(Data entries)
○ ○ ○ ○ ○ ○ ○

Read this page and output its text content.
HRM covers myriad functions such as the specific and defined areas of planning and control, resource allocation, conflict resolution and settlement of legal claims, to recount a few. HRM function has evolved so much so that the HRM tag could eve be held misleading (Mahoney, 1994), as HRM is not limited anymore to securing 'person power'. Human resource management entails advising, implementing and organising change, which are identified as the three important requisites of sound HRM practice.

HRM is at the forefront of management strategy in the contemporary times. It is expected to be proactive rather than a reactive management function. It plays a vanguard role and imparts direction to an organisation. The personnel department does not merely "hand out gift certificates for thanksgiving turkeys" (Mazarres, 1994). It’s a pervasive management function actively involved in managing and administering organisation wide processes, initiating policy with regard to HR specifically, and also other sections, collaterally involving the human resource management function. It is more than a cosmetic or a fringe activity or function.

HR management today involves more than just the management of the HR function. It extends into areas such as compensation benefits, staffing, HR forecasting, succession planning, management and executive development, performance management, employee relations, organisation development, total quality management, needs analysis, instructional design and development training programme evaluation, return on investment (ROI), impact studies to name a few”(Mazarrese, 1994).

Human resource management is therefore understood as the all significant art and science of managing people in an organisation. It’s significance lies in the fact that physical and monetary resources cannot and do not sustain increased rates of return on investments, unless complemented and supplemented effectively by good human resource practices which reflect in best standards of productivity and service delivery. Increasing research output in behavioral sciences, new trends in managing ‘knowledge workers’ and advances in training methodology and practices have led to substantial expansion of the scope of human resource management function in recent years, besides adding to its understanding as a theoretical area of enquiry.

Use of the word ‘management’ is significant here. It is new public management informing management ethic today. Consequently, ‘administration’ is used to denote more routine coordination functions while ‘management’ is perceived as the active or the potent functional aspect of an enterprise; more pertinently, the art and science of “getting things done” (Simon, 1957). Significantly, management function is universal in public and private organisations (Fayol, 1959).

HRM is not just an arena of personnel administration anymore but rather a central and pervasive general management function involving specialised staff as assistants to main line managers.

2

○ ○ ○ ○ ○ ○ ○

- _Short problem_:
Please reproduce each record precisely as written.

- _Solution for this task_:
Read this page and output its text content.
HRM covers myriad functions such as the specific and defined areas of planning and control, resource allocation, conflict resolution and settlement of legal claims, to recount a few. HRM function has evolved so much so that the HRM tag could eve be held misleading (Mahoney, 1994), as HRM is not limited anymore to securing 'person power'. Human resource management entails advising, implementing and organising change, which are identified as the three important requisites of sound HRM practice.

HRM is at the forefront of management strategy in the contemporary times. It is expected to be proactive rather than a reactive management function. It plays a vanguard role and imparts direction to an organisation. The personnel department does not merely "hand out gift certificates for thanksgiving turkeys" (Mazarres, 1994). It’s a pervasive management function actively involved in managing and administering organisation wide processes, initiating policy with regard to HR specifically, and also other sections, collaterally involving the human resource management function. It is more than a cosmetic or a fringe activity or function.

HR management today involves more than just the management of the HR function. It extends into areas such as compensation benefits, staffing, HR forecasting, succession planning, management and executive development, performance management, employee relations, organisation development, total quality management, needs analysis, instructional design and development training programme evaluation, return on investment (ROI), impact studies to name a few”(Mazarrese, 1994).

Human resource management is therefore understood as the all significant art and science of managing people in an organisation. It’s significance lies in the fact that physical and monetary resources cannot and do not sustain increased rates of return on investments, unless complemented and supplemented effectively by good human resource practices which reflect in best standards of productivity and service delivery. Increasing research output in behavioral sciences, new trends in managing ‘knowledge workers’ and advances in training methodology and practices have led to substantial expansion of the scope of human resource management function in recent years, besides adding to its understanding as a theoretical area of enquiry.

Use of the word ‘management’ is significant here. It is new public management informing management ethic today. Consequently, ‘administration’ is used to denote more routine coordination functions while ‘management’ is perceived as the active or the potent functional aspect of an enterprise; more pertinently, the art and science of “getting things done” (Simon, 1957). Significantly, management function is universal in public and private organisations (Fayol, 1959).

HRM is not just an arena of personnel administration anymore but rather a central and pervasive general management function involving specialised staff as assistants to main line managers.

2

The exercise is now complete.